* _WRITTEN EXERCISE_: Set each record down exactly, excluding all images.
==== SUPPLIED ENTRIES ====
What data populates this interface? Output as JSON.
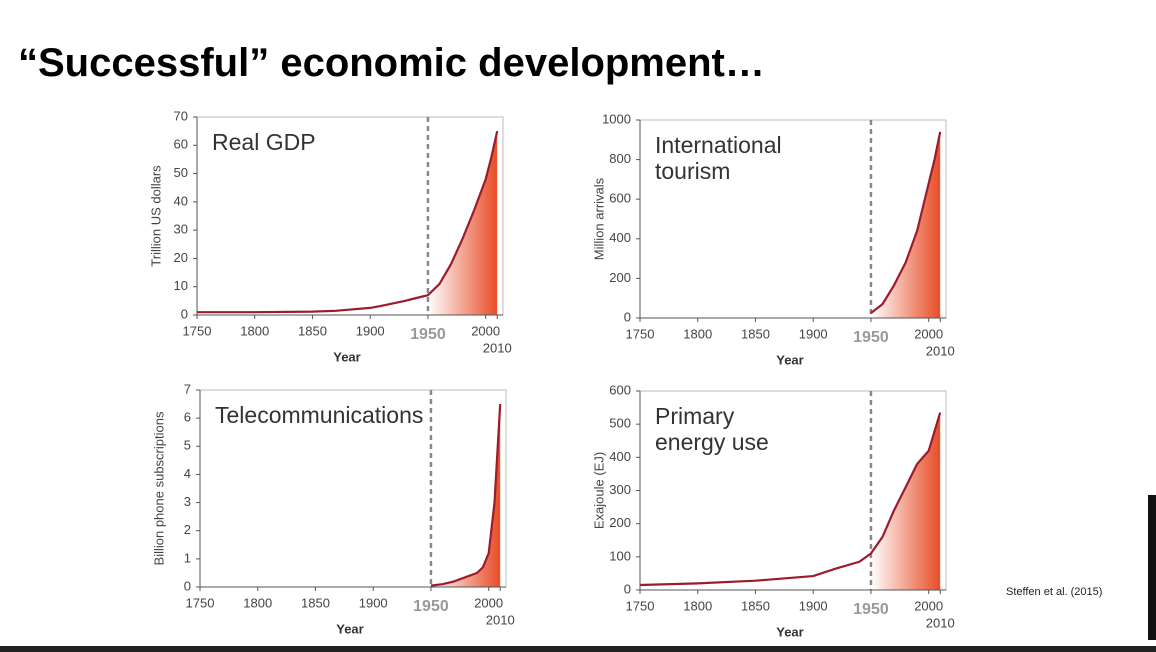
{
  "title": "“Successful” economic development…",
  "citation": "Steffen et al. (2015)",
  "chart_data": [
    {
      "type": "area",
      "title_lines": [
        "Real GDP"
      ],
      "ylabel": "Trillion US dollars",
      "xlabel": "Year",
      "x": [
        1750,
        1800,
        1850,
        1870,
        1900,
        1913,
        1930,
        1940,
        1950,
        1960,
        1970,
        1980,
        1990,
        2000,
        2005,
        2010
      ],
      "values": [
        1,
        1,
        1.2,
        1.5,
        2.5,
        3.5,
        5,
        6,
        7,
        11,
        18,
        27,
        37,
        48,
        56,
        65
      ],
      "xlim": [
        1750,
        2015
      ],
      "xticks": [
        1750,
        1800,
        1850,
        1900,
        1950,
        2000,
        2010
      ],
      "ylim": [
        0,
        70
      ],
      "yticks": [
        0,
        10,
        20,
        30,
        40,
        50,
        60,
        70
      ],
      "vline": 1950,
      "color": "#9b1c2a",
      "fill_color": "#e8522e"
    },
    {
      "type": "area",
      "title_lines": [
        "International",
        "tourism"
      ],
      "ylabel": "Million arrivals",
      "xlabel": "Year",
      "x": [
        1950,
        1960,
        1970,
        1980,
        1990,
        2000,
        2005,
        2010
      ],
      "values": [
        25,
        70,
        165,
        280,
        440,
        680,
        800,
        940
      ],
      "xlim": [
        1750,
        2015
      ],
      "xticks": [
        1750,
        1800,
        1850,
        1900,
        1950,
        2000,
        2010
      ],
      "ylim": [
        0,
        1000
      ],
      "yticks": [
        0,
        200,
        400,
        600,
        800,
        1000
      ],
      "vline": 1950,
      "color": "#9b1c2a",
      "fill_color": "#e8522e"
    },
    {
      "type": "area",
      "title_lines": [
        "Telecommunications"
      ],
      "ylabel": "Billion phone subscriptions",
      "xlabel": "Year",
      "x": [
        1950,
        1960,
        1970,
        1980,
        1990,
        1995,
        2000,
        2005,
        2010
      ],
      "values": [
        0.05,
        0.1,
        0.2,
        0.35,
        0.5,
        0.7,
        1.2,
        3,
        6.5
      ],
      "xlim": [
        1750,
        2015
      ],
      "xticks": [
        1750,
        1800,
        1850,
        1900,
        1950,
        2000,
        2010
      ],
      "ylim": [
        0,
        7
      ],
      "yticks": [
        0,
        1,
        2,
        3,
        4,
        5,
        6,
        7
      ],
      "vline": 1950,
      "color": "#9b1c2a",
      "fill_color": "#e8522e"
    },
    {
      "type": "area",
      "title_lines": [
        "Primary",
        "energy use"
      ],
      "ylabel": "Exajoule (EJ)",
      "xlabel": "Year",
      "x": [
        1750,
        1800,
        1850,
        1900,
        1920,
        1940,
        1950,
        1960,
        1970,
        1980,
        1990,
        2000,
        2010
      ],
      "values": [
        15,
        20,
        28,
        42,
        65,
        85,
        110,
        160,
        240,
        310,
        380,
        420,
        535
      ],
      "xlim": [
        1750,
        2015
      ],
      "xticks": [
        1750,
        1800,
        1850,
        1900,
        1950,
        2000,
        2010
      ],
      "ylim": [
        0,
        600
      ],
      "yticks": [
        0,
        100,
        200,
        300,
        400,
        500,
        600
      ],
      "vline": 1950,
      "color": "#9b1c2a",
      "fill_color": "#e8522e"
    }
  ]
}
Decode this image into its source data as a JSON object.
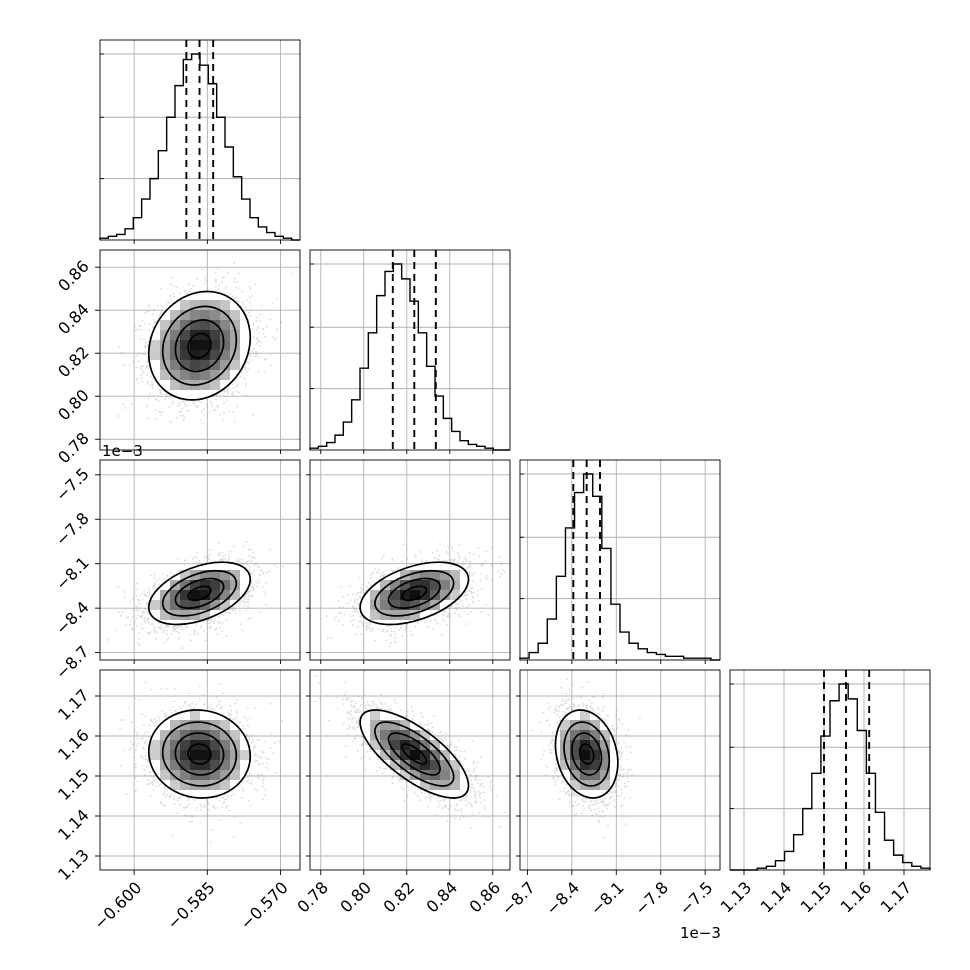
====
* _CORRECT OUTPUT_:
What data populates this interface? Output as JSON.
{
  "title": "“Successful” economic development…",
  "citation": "Steffen et al. (2015)",
  "chart_data": [
    {
      "type": "area",
      "title_lines": [
        "Real GDP"
      ],
      "ylabel": "Trillion US dollars",
      "xlabel": "Year",
      "x": [
        1750,
        1800,
        1850,
        1870,
        1900,
        1913,
        1930,
        1940,
        1950,
        1960,
        1970,
        1980,
        1990,
        2000,
        2005,
        2010
      ],
      "values": [
        1,
        1,
        1.2,
        1.5,
        2.5,
        3.5,
        5,
        6,
        7,
        11,
        18,
        27,
        37,
        48,
        56,
        65
      ],
      "xlim": [
        1750,
        2015
      ],
      "xticks": [
        1750,
        1800,
        1850,
        1900,
        1950,
        2000,
        2010
      ],
      "ylim": [
        0,
        70
      ],
      "yticks": [
        0,
        10,
        20,
        30,
        40,
        50,
        60,
        70
      ],
      "vline": 1950,
      "color": "#9b1c2a",
      "fill_color": "#e8522e"
    },
    {
      "type": "area",
      "title_lines": [
        "International",
        "tourism"
      ],
      "ylabel": "Million arrivals",
      "xlabel": "Year",
      "x": [
        1950,
        1960,
        1970,
        1980,
        1990,
        2000,
        2005,
        2010
      ],
      "values": [
        25,
        70,
        165,
        280,
        440,
        680,
        800,
        940
      ],
      "xlim": [
        1750,
        2015
      ],
      "xticks": [
        1750,
        1800,
        1850,
        1900,
        1950,
        2000,
        2010
      ],
      "ylim": [
        0,
        1000
      ],
      "yticks": [
        0,
        200,
        400,
        600,
        800,
        1000
      ],
      "vline": 1950,
      "color": "#9b1c2a",
      "fill_color": "#e8522e"
    },
    {
      "type": "area",
      "title_lines": [
        "Telecommunications"
      ],
      "ylabel": "Billion phone subscriptions",
      "xlabel": "Year",
      "x": [
        1950,
        1960,
        1970,
        1980,
        1990,
        1995,
        2000,
        2005,
        2010
      ],
      "values": [
        0.05,
        0.1,
        0.2,
        0.35,
        0.5,
        0.7,
        1.2,
        3,
        6.5
      ],
      "xlim": [
        1750,
        2015
      ],
      "xticks": [
        1750,
        1800,
        1850,
        1900,
        1950,
        2000,
        2010
      ],
      "ylim": [
        0,
        7
      ],
      "yticks": [
        0,
        1,
        2,
        3,
        4,
        5,
        6,
        7
      ],
      "vline": 1950,
      "color": "#9b1c2a",
      "fill_color": "#e8522e"
    },
    {
      "type": "area",
      "title_lines": [
        "Primary",
        "energy use"
      ],
      "ylabel": "Exajoule (EJ)",
      "xlabel": "Year",
      "x": [
        1750,
        1800,
        1850,
        1900,
        1920,
        1940,
        1950,
        1960,
        1970,
        1980,
        1990,
        2000,
        2010
      ],
      "values": [
        15,
        20,
        28,
        42,
        65,
        85,
        110,
        160,
        240,
        310,
        380,
        420,
        535
      ],
      "xlim": [
        1750,
        2015
      ],
      "xticks": [
        1750,
        1800,
        1850,
        1900,
        1950,
        2000,
        2010
      ],
      "ylim": [
        0,
        600
      ],
      "yticks": [
        0,
        100,
        200,
        300,
        400,
        500,
        600
      ],
      "vline": 1950,
      "color": "#9b1c2a",
      "fill_color": "#e8522e"
    }
  ]
}
Decode this image into its source data as a JSON object.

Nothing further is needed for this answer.